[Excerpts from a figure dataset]
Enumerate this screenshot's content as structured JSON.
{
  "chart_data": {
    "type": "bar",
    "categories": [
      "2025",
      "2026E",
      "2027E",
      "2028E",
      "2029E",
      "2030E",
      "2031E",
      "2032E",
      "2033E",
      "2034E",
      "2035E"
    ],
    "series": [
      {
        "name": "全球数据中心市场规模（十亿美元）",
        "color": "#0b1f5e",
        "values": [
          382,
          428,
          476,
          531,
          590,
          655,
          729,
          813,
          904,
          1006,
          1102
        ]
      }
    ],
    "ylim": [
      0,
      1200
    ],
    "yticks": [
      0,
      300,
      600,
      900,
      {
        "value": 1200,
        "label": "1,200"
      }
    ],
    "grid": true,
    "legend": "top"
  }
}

- _Task statement_
Extract all lines as given.

- _Result for this task_
Enumerate this screenshot's content as structured JSON.
{
  "chart_data": {
    "type": "bar",
    "categories": [
      "2025",
      "2026E",
      "2027E",
      "2028E",
      "2029E",
      "2030E",
      "2031E",
      "2032E",
      "2033E",
      "2034E",
      "2035E"
    ],
    "series": [
      {
        "name": "全球数据中心市场规模（十亿美元）",
        "color": "#0b1f5e",
        "values": [
          382,
          428,
          476,
          531,
          590,
          655,
          729,
          813,
          904,
          1006,
          1102
        ]
      }
    ],
    "ylim": [
      0,
      1200
    ],
    "yticks": [
      0,
      300,
      600,
      900,
      {
        "value": 1200,
        "label": "1,200"
      }
    ],
    "grid": true,
    "legend": "top"
  }
}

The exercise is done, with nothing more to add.